REQUIREMENTS: Using the records below, report how many lines hold "JSON", with no extra text.

RECORDS FOR THE EXERCISE:
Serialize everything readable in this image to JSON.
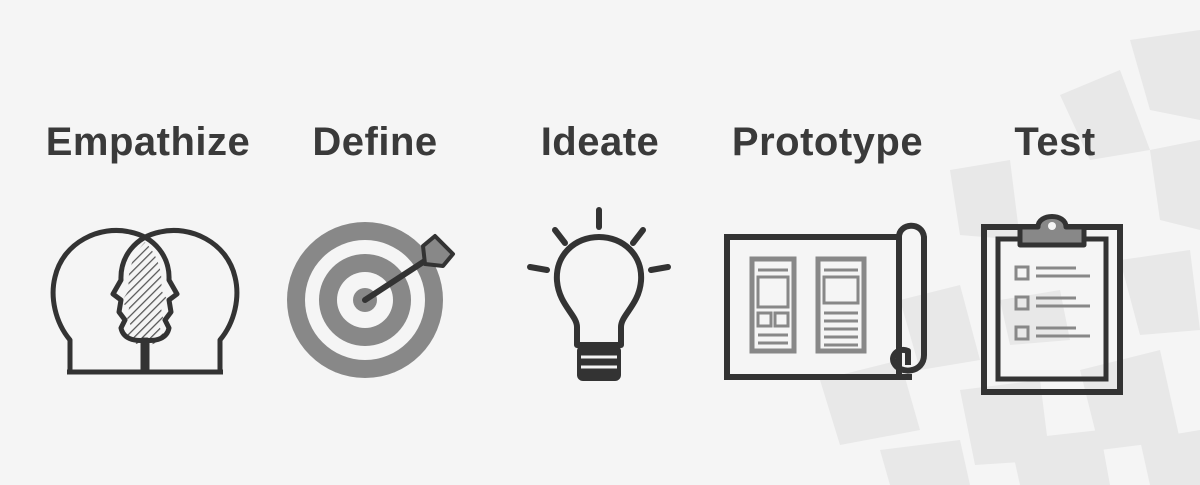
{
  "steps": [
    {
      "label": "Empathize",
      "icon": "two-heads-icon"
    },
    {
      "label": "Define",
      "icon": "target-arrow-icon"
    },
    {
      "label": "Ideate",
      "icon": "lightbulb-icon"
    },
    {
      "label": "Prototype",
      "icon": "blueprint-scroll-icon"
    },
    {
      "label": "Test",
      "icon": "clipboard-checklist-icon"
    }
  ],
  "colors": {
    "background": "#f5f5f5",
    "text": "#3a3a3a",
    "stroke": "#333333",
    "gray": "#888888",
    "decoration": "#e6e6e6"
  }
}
--
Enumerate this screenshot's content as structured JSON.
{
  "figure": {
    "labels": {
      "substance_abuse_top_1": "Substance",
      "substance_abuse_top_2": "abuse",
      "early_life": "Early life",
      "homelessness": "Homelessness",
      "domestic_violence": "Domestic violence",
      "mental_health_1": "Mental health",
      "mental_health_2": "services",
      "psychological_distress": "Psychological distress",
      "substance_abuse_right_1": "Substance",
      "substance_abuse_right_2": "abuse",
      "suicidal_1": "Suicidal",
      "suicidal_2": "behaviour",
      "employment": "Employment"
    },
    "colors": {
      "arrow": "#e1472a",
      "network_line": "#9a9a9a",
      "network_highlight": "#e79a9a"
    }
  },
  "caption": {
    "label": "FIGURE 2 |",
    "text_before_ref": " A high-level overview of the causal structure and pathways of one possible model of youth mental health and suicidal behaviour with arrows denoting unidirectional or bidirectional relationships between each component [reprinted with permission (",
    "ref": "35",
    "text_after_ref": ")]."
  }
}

SOLUTION: 2